### Materials provided
::::
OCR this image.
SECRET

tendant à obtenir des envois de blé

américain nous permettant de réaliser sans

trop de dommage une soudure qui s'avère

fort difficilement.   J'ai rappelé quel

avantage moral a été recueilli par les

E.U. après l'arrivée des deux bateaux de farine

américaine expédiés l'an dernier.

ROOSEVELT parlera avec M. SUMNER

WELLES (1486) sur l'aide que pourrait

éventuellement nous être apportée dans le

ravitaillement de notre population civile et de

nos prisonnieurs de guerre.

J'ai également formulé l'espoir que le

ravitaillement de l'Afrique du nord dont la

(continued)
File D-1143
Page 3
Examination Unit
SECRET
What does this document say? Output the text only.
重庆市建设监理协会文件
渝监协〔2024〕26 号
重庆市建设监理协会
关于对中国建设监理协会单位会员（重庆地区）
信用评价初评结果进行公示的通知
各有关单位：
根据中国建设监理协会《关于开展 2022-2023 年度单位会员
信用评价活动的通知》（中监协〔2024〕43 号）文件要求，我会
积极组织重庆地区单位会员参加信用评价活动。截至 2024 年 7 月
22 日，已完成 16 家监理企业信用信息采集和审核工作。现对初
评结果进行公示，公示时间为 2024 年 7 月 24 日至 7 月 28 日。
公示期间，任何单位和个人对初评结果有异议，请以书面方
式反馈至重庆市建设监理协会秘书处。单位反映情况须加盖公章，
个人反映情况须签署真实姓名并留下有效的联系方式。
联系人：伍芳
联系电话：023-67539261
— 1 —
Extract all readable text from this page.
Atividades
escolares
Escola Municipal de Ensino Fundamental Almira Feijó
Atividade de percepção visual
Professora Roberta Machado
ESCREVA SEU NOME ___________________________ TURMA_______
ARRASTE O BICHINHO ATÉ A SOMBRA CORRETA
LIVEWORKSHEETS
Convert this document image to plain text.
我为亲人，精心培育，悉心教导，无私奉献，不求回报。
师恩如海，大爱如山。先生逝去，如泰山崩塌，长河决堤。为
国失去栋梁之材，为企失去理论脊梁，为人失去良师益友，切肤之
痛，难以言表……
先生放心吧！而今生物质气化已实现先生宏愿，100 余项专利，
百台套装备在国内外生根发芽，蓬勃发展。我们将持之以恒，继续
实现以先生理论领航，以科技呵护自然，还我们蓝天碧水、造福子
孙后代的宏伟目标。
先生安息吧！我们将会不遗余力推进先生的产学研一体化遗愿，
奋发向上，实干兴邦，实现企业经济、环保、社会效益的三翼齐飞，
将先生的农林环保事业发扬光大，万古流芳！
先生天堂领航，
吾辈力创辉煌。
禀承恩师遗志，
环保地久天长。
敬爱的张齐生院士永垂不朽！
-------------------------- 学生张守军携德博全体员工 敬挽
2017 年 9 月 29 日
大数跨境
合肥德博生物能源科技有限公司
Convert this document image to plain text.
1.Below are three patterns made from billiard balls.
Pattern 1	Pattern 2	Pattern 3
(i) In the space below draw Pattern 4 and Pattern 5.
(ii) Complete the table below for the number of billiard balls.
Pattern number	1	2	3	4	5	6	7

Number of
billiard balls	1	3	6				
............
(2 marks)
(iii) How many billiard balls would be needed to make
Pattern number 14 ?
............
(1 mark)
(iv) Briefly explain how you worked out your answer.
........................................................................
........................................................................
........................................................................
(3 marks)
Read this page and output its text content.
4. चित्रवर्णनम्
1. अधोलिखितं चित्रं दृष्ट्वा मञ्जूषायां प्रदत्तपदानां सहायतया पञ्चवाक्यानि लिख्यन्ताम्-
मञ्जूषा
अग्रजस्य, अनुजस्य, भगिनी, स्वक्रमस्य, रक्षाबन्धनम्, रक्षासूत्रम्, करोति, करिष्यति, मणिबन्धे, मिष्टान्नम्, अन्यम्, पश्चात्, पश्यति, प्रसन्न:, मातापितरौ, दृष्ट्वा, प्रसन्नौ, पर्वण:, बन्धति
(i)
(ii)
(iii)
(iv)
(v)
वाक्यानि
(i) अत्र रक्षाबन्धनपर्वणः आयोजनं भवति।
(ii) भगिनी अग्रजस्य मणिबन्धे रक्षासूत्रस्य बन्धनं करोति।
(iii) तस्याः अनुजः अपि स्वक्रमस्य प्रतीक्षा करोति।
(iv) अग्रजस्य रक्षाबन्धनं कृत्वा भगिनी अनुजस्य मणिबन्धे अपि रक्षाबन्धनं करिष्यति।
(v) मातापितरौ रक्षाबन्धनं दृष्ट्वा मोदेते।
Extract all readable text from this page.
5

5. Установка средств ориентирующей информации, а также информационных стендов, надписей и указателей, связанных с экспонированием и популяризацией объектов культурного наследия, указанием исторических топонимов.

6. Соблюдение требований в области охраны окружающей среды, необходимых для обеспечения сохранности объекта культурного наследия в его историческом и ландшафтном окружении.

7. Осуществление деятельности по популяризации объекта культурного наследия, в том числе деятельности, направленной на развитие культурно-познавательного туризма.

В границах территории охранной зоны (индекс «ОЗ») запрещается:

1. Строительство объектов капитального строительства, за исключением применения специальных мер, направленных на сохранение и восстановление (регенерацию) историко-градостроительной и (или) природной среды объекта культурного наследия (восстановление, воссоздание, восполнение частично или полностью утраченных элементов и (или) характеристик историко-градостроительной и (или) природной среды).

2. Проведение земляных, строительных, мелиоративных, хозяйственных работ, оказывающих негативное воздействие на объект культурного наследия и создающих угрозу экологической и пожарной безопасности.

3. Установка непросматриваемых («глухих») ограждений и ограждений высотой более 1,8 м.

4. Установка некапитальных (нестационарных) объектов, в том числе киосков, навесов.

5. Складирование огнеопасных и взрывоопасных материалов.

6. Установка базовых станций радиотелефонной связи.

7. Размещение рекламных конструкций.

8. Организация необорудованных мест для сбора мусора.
::::
### Goal
Each line of the material must be restated exactly.

### Problem solution
OCR this image.
SECRET

tendant à obtenir des envois de blé

américain nous permettant de réaliser sans

trop de dommage une soudure qui s'avère

fort difficilement.   J'ai rappelé quel

avantage moral a été recueilli par les

E.U. après l'arrivée des deux bateaux de farine

américaine expédiés l'an dernier.

ROOSEVELT parlera avec M. SUMNER

WELLES (1486) sur l'aide que pourrait

éventuellement nous être apportée dans le

ravitaillement de notre population civile et de

nos prisonnieurs de guerre.

J'ai également formulé l'espoir que le

ravitaillement de l'Afrique du nord dont la

(continued)
File D-1143
Page 3
Examination Unit
SECRET
What does this document say? Output the text only.
重庆市建设监理协会文件
渝监协〔2024〕26 号
重庆市建设监理协会
关于对中国建设监理协会单位会员（重庆地区）
信用评价初评结果进行公示的通知
各有关单位：
根据中国建设监理协会《关于开展 2022-2023 年度单位会员
信用评价活动的通知》（中监协〔2024〕43 号）文件要求，我会
积极组织重庆地区单位会员参加信用评价活动。截至 2024 年 7 月
22 日，已完成 16 家监理企业信用信息采集和审核工作。现对初
评结果进行公示，公示时间为 2024 年 7 月 24 日至 7 月 28 日。
公示期间，任何单位和个人对初评结果有异议，请以书面方
式反馈至重庆市建设监理协会秘书处。单位反映情况须加盖公章，
个人反映情况须签署真实姓名并留下有效的联系方式。
联系人：伍芳
联系电话：023-67539261
— 1 —
Extract all readable text from this page.
Atividades
escolares
Escola Municipal de Ensino Fundamental Almira Feijó
Atividade de percepção visual
Professora Roberta Machado
ESCREVA SEU NOME ___________________________ TURMA_______
ARRASTE O BICHINHO ATÉ A SOMBRA CORRETA
LIVEWORKSHEETS
Convert this document image to plain text.
我为亲人，精心培育，悉心教导，无私奉献，不求回报。
师恩如海，大爱如山。先生逝去，如泰山崩塌，长河决堤。为
国失去栋梁之材，为企失去理论脊梁，为人失去良师益友，切肤之
痛，难以言表……
先生放心吧！而今生物质气化已实现先生宏愿，100 余项专利，
百台套装备在国内外生根发芽，蓬勃发展。我们将持之以恒，继续
实现以先生理论领航，以科技呵护自然，还我们蓝天碧水、造福子
孙后代的宏伟目标。
先生安息吧！我们将会不遗余力推进先生的产学研一体化遗愿，
奋发向上，实干兴邦，实现企业经济、环保、社会效益的三翼齐飞，
将先生的农林环保事业发扬光大，万古流芳！
先生天堂领航，
吾辈力创辉煌。
禀承恩师遗志，
环保地久天长。
敬爱的张齐生院士永垂不朽！
-------------------------- 学生张守军携德博全体员工 敬挽
2017 年 9 月 29 日
大数跨境
合肥德博生物能源科技有限公司
Convert this document image to plain text.
1.Below are three patterns made from billiard balls.
Pattern 1	Pattern 2	Pattern 3
(i) In the space below draw Pattern 4 and Pattern 5.
(ii) Complete the table below for the number of billiard balls.
Pattern number	1	2	3	4	5	6	7

Number of
billiard balls	1	3	6				
............
(2 marks)
(iii) How many billiard balls would be needed to make
Pattern number 14 ?
............
(1 mark)
(iv) Briefly explain how you worked out your answer.
........................................................................
........................................................................
........................................................................
(3 marks)
Read this page and output its text content.
4. चित्रवर्णनम्
1. अधोलिखितं चित्रं दृष्ट्वा मञ्जूषायां प्रदत्तपदानां सहायतया पञ्चवाक्यानि लिख्यन्ताम्-
मञ्जूषा
अग्रजस्य, अनुजस्य, भगिनी, स्वक्रमस्य, रक्षाबन्धनम्, रक्षासूत्रम्, करोति, करिष्यति, मणिबन्धे, मिष्टान्नम्, अन्यम्, पश्चात्, पश्यति, प्रसन्न:, मातापितरौ, दृष्ट्वा, प्रसन्नौ, पर्वण:, बन्धति
(i)
(ii)
(iii)
(iv)
(v)
वाक्यानि
(i) अत्र रक्षाबन्धनपर्वणः आयोजनं भवति।
(ii) भगिनी अग्रजस्य मणिबन्धे रक्षासूत्रस्य बन्धनं करोति।
(iii) तस्याः अनुजः अपि स्वक्रमस्य प्रतीक्षा करोति।
(iv) अग्रजस्य रक्षाबन्धनं कृत्वा भगिनी अनुजस्य मणिबन्धे अपि रक्षाबन्धनं करिष्यति।
(v) मातापितरौ रक्षाबन्धनं दृष्ट्वा मोदेते।
Extract all readable text from this page.
5

5. Установка средств ориентирующей информации, а также информационных стендов, надписей и указателей, связанных с экспонированием и популяризацией объектов культурного наследия, указанием исторических топонимов.

6. Соблюдение требований в области охраны окружающей среды, необходимых для обеспечения сохранности объекта культурного наследия в его историческом и ландшафтном окружении.

7. Осуществление деятельности по популяризации объекта культурного наследия, в том числе деятельности, направленной на развитие культурно-познавательного туризма.

В границах территории охранной зоны (индекс «ОЗ») запрещается:

1. Строительство объектов капитального строительства, за исключением применения специальных мер, направленных на сохранение и восстановление (регенерацию) историко-градостроительной и (или) природной среды объекта культурного наследия (восстановление, воссоздание, восполнение частично или полностью утраченных элементов и (или) характеристик историко-градостроительной и (или) природной среды).

2. Проведение земляных, строительных, мелиоративных, хозяйственных работ, оказывающих негативное воздействие на объект культурного наследия и создающих угрозу экологической и пожарной безопасности.

3. Установка непросматриваемых («глухих») ограждений и ограждений высотой более 1,8 м.

4. Установка некапитальных (нестационарных) объектов, в том числе киосков, навесов.

5. Складирование огнеопасных и взрывоопасных материалов.

6. Установка базовых станций радиотелефонной связи.

7. Размещение рекламных конструкций.

8. Организация необорудованных мест для сбора мусора.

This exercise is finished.